**Consigna de trabajo**
En el texto sobre Husserl y Heidegger, ¿qué término alemán aparece entre corchetes junto a la palabra «cuidado»?

**Texto de lectura**
▬▬▬

Por Dimitry Bivol
La búsqueda de Husserl por una relación’contemplativa con los datos de la conciencia se conecta con su anhelo de pureza. Su vida estuvo dedicada a restablecer un estilo de vida contemplativo, arraigado en un modo de pensar correspondiente. Resulta conmovedor que en 1929, siendo ya septuagenario, Husserl resumiera su necesidad de filosofar para poder sobrevivir en este mundo. Sin embargo, según él, toda existencia auténtica en la ‘actitud natural‘ implica tomar postura, implicarse en los problemas cotidianos y en las luchas diarias. Por tanto, la posibilidad de un comportamiento meditativo, incluso ‘puramente meditativo’, depende de la habilidad para evadir la necesidad de tomar postura. Por consiguiente, para mantener su pureza, la teoría debería al menos suspender temporalmente la identificación de su sujeto con la existencia real.
La filosofía emergente ‘existencial’ de Heidegger, con una perspectiva opuesta, no solo enfatiza el primado del ‘cuidado’ [Sorge], sino que también se entrega a los imperativos del momento histórico. En contraste, Husserl intenta neutralizar las ‘tomas de postura existenciales’, consolidando una zona de calma donde el pensamiento, libre de las interferencias de la existencia, pueda dedicarse diligentemente a los fenómenos.

▬▬▬

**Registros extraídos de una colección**
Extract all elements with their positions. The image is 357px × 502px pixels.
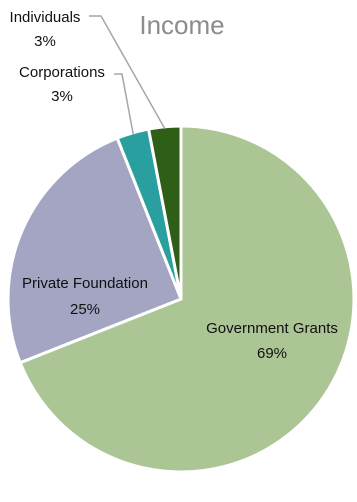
leader-lines [89,15,166,135]
slice-label-individuals: Individuals [10,9,81,26]
slice-label-government-grants: Government Grants [206,320,338,337]
slice-value-private-foundation: 25% [70,301,100,318]
leader-line-individuals [89,15,166,130]
slice-value-government-grants: 69% [257,345,287,362]
chart-title: Income [139,10,224,40]
slice-label-corporations: Corporations [19,64,105,81]
leader-line-corporations [114,73,135,135]
slice-government-grants [18,124,356,474]
slice-individuals [147,124,183,301]
slice-label-private-foundation: Private Foundation [22,275,148,292]
slice-private-foundation [6,136,183,365]
slice-value-individuals: 3% [34,33,56,50]
pie-slices [6,124,356,474]
slice-value-corporations: 3% [51,88,73,105]
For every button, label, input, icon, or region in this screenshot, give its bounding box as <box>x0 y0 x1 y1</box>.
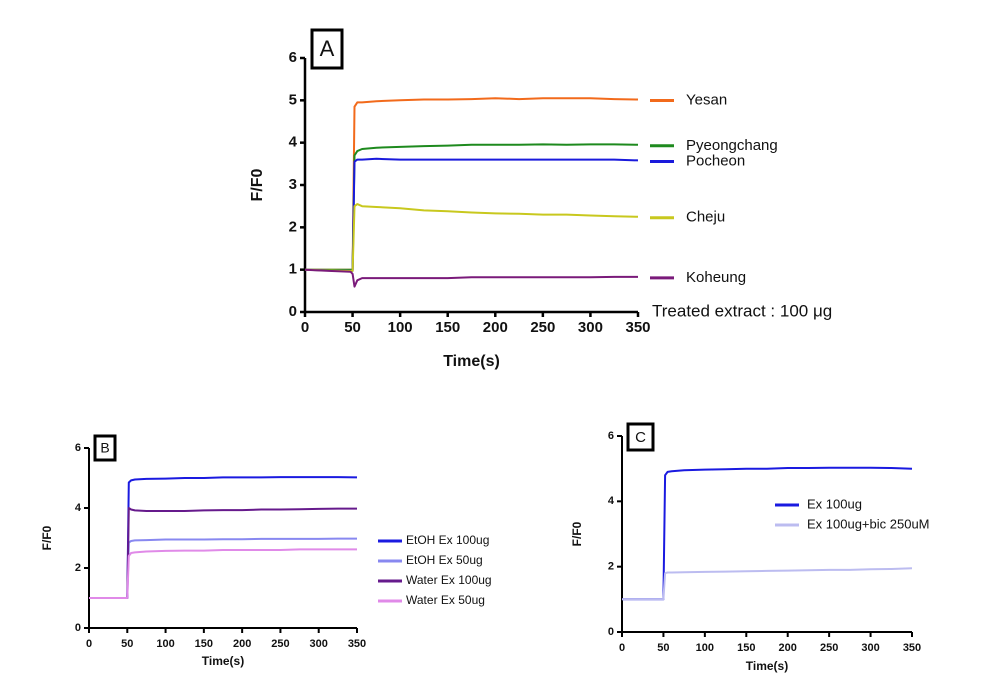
y-tick-label: 0 <box>289 303 297 320</box>
panel-label-box <box>93 434 117 462</box>
x-tick-label: 200 <box>233 638 251 650</box>
y-axis-label: F/F0 <box>570 521 584 546</box>
panel-label: A <box>320 36 335 61</box>
legend-label: Ex 100ug <box>807 496 862 511</box>
x-tick-label: 350 <box>625 319 650 336</box>
x-tick-label: 0 <box>86 638 92 650</box>
y-tick-label: 5 <box>289 91 297 108</box>
x-tick-label: 250 <box>820 642 838 654</box>
legend-label: Water Ex 50ug <box>406 593 485 607</box>
y-axis-label: F/F0 <box>249 168 266 201</box>
y-tick-label: 6 <box>608 430 614 442</box>
x-tick-label: 50 <box>344 319 361 336</box>
x-axis-label: Time(s) <box>443 353 500 370</box>
y-tick-label: 4 <box>75 502 82 514</box>
x-tick-label: 100 <box>156 638 174 650</box>
x-tick-label: 100 <box>696 642 714 654</box>
legend-label: Water Ex 100ug <box>406 573 492 587</box>
x-tick-label: 50 <box>121 638 133 650</box>
y-tick-label: 4 <box>289 134 298 151</box>
x-tick-label: 150 <box>195 638 213 650</box>
y-tick-label: 4 <box>608 495 615 507</box>
x-tick-label: 250 <box>271 638 289 650</box>
y-tick-label: 0 <box>608 626 614 638</box>
x-tick-label: 100 <box>388 319 413 336</box>
legend-label: EtOH Ex 100ug <box>406 533 489 547</box>
y-tick-label: 2 <box>608 561 614 573</box>
annotation: Treated extract : 100 μg <box>652 301 832 320</box>
x-tick-label: 300 <box>578 319 603 336</box>
y-tick-label: 0 <box>75 622 81 634</box>
panel-label: C <box>635 429 646 446</box>
x-tick-label: 350 <box>903 642 921 654</box>
legend-label: Koheung <box>686 269 746 286</box>
legend-label: Pyeongchang <box>686 137 778 154</box>
legend-label: Yesan <box>686 91 727 108</box>
y-axis-label: F/F0 <box>40 525 54 550</box>
x-tick-label: 150 <box>737 642 755 654</box>
x-tick-label: 350 <box>348 638 366 650</box>
series-line <box>622 567 913 601</box>
x-tick-label: 300 <box>861 642 879 654</box>
x-axis-label: Time(s) <box>202 654 244 668</box>
series-line <box>304 203 639 272</box>
y-tick-label: 2 <box>289 218 297 235</box>
y-tick-label: 6 <box>289 49 297 66</box>
panel-label-box <box>626 422 655 452</box>
series-line <box>89 548 357 599</box>
x-tick-label: 250 <box>530 319 555 336</box>
x-tick-label: 50 <box>657 642 669 654</box>
legend-label: Cheju <box>686 209 725 226</box>
x-tick-label: 300 <box>310 638 328 650</box>
x-axis-label: Time(s) <box>746 659 788 673</box>
y-tick-label: 3 <box>289 176 297 193</box>
x-tick-label: 0 <box>301 319 309 336</box>
legend-label: EtOH Ex 50ug <box>406 553 483 567</box>
legend-label: Ex 100ug+bic 250uM <box>807 516 930 531</box>
series-line <box>304 268 638 288</box>
y-tick-label: 6 <box>75 442 81 454</box>
panel-label-box <box>310 28 344 70</box>
x-tick-label: 200 <box>779 642 797 654</box>
legend-label: Pocheon <box>686 152 745 169</box>
x-tick-label: 150 <box>435 319 460 336</box>
y-tick-label: 2 <box>75 562 81 574</box>
x-tick-label: 200 <box>483 319 508 336</box>
panel-label: B <box>100 440 109 456</box>
x-tick-label: 0 <box>619 642 625 654</box>
y-tick-label: 1 <box>289 261 297 278</box>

▬▬▬

**Respuesta**
Sorge.